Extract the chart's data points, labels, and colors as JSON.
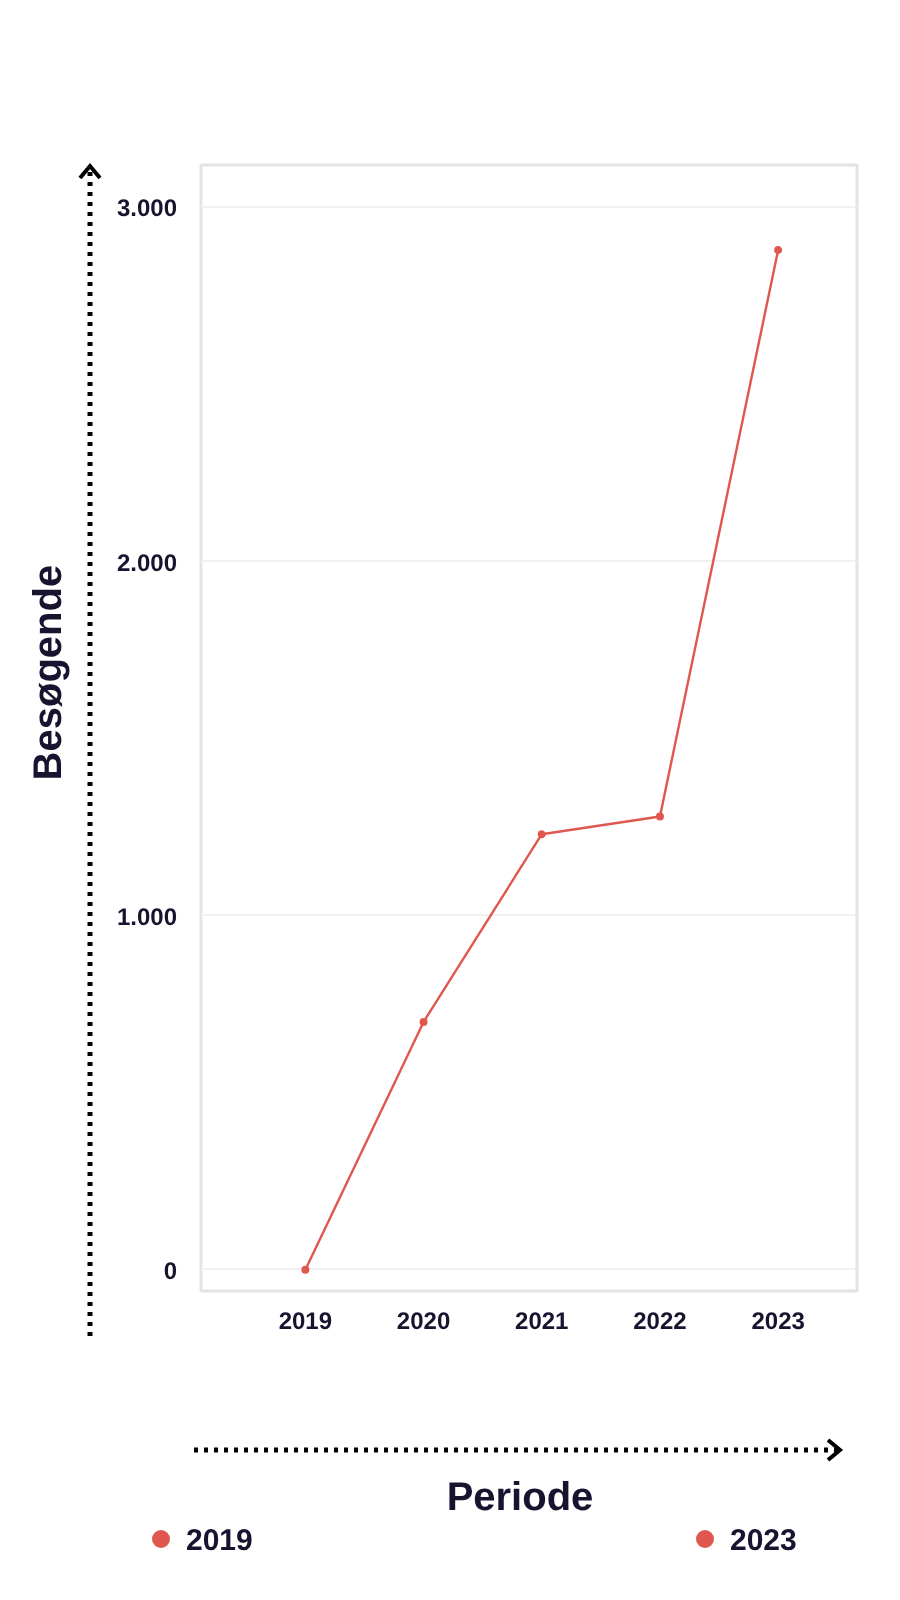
{
  "chart_data": {
    "type": "line",
    "xlabel": "Periode",
    "ylabel": "Besøgende",
    "categories": [
      "2019",
      "2020",
      "2021",
      "2022",
      "2023"
    ],
    "series": [
      {
        "color": "#e0574f",
        "values": [
          0,
          700,
          1230,
          1280,
          2880
        ]
      }
    ],
    "ylim": [
      -60,
      3120
    ],
    "yticks": [
      0,
      {
        "value": 1000,
        "label": "1.000"
      },
      {
        "value": 2000,
        "label": "2.000"
      },
      {
        "value": 3000,
        "label": "3.000"
      }
    ],
    "grid": "y",
    "marker": "circle",
    "line_style": "solid",
    "annotations": [
      "2019",
      "2023"
    ]
  }
}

## Set problem
All the records need to be repeated exactly, with the images dropped.

## Exercise output
Extract the chart's data points, labels, and colors as JSON.
{
  "chart_data": {
    "type": "line",
    "xlabel": "Periode",
    "ylabel": "Besøgende",
    "categories": [
      "2019",
      "2020",
      "2021",
      "2022",
      "2023"
    ],
    "series": [
      {
        "color": "#e0574f",
        "values": [
          0,
          700,
          1230,
          1280,
          2880
        ]
      }
    ],
    "ylim": [
      -60,
      3120
    ],
    "yticks": [
      0,
      {
        "value": 1000,
        "label": "1.000"
      },
      {
        "value": 2000,
        "label": "2.000"
      },
      {
        "value": 3000,
        "label": "3.000"
      }
    ],
    "grid": "y",
    "marker": "circle",
    "line_style": "solid",
    "annotations": [
      "2019",
      "2023"
    ]
  }
}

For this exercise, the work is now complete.